## PAGE EXTRACT
========================
Personally, I vastly prefer autotools, both as a user and developer. When I got to the point I needed some kind of build system, I found autotools much easier to learn than cmake.

As user, I find the experience with autotools to be much nicer as well. For whatever reason, the interface just seems more intuitive. I mean, ./configure --help will tell you basically all you need to know. An underappreciated bonus is that you don't have to install more stuff just to __build__ some program you might not even want. I've run into more than one project that required a specific version of cmake, which as luck would have it, was not the version packaged with my distro. This leaves you either building another cmake first or finding a tool/library that isn't so persnickety.

Given the choice between trying a project that uses CMake or or autools, I'll choose the autotools based project every time.


> An underappreciated bonus is that you don't have to install more stuff just to __build__ some program you might not even want.

sorry what ? I remember hours in my younger years searching which Debian package provided autowhateverflavoroftheday.sh so that I could build $random internet project


> > An underappreciated bonus is that you don't have to install more stuff just to __build__ some program you might not even want.

> sorry what ? I remember hours in my younger years searching which Debian package provided autowhateverflavoroftheday.sh so that I could build $random internet project

The whole point of Autotools is that distributed source packages can be built by themselves, without requiring any part of Autotools to be installed. They build even on obscure systems that don't have any working version of Autotools.
========================
Update the stretch of the autotools discussion from "Personally, I vastly" through "isn't so persnickety.", putting "distribution" wherever "distro" appears.

## AVAILABLE DATA
========================
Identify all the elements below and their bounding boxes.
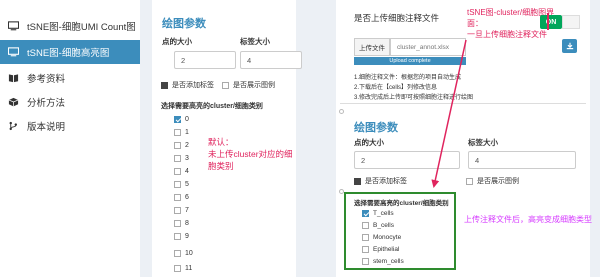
========================
## EXERCISE SOLUTION
Personally, I vastly prefer autotools, both as a user and developer. When I got to the point I needed some kind of build system, I found autotools much easier to learn than cmake.

As user, I find the experience with autotools to be much nicer as well. For whatever reason, the interface just seems more intuitive. I mean, ./configure --help will tell you basically all you need to know. An underappreciated bonus is that you don't have to install more stuff just to __build__ some program you might not even want. I've run into more than one project that required a specific version of cmake, which as luck would have it, was not the version packaged with my distribution. This leaves you either building another cmake first or finding a tool/library that isn't so persnickety.